PROBLEM:
The records that follow need to be output exactly as they are.

Items listed in a dataset:
# # # # # # #

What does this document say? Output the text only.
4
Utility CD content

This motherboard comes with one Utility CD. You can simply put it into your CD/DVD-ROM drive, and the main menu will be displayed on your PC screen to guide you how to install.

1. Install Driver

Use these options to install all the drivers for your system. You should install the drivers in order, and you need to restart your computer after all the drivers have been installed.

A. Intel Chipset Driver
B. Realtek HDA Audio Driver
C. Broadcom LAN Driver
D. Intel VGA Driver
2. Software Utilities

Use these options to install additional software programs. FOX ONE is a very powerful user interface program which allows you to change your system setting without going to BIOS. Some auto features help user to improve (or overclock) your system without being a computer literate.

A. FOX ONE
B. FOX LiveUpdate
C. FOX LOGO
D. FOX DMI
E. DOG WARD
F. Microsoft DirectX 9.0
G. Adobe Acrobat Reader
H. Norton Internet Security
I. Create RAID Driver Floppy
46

# # # # # # #

EXERCISE RESPONSE:
What does this document say? Output the text only.
4
Utility CD content

This motherboard comes with one Utility CD. You can simply put it into your CD/DVD-ROM drive, and the main menu will be displayed on your PC screen to guide you how to install.

1. Install Driver

Use these options to install all the drivers for your system. You should install the drivers in order, and you need to restart your computer after all the drivers have been installed.

A. Intel Chipset Driver
B. Realtek HDA Audio Driver
C. Broadcom LAN Driver
D. Intel VGA Driver
2. Software Utilities

Use these options to install additional software programs. FOX ONE is a very powerful user interface program which allows you to change your system setting without going to BIOS. Some auto features help user to improve (or overclock) your system without being a computer literate.

A. FOX ONE
B. FOX LiveUpdate
C. FOX LOGO
D. FOX DMI
E. DOG WARD
F. Microsoft DirectX 9.0
G. Adobe Acrobat Reader
H. Norton Internet Security
I. Create RAID Driver Floppy
46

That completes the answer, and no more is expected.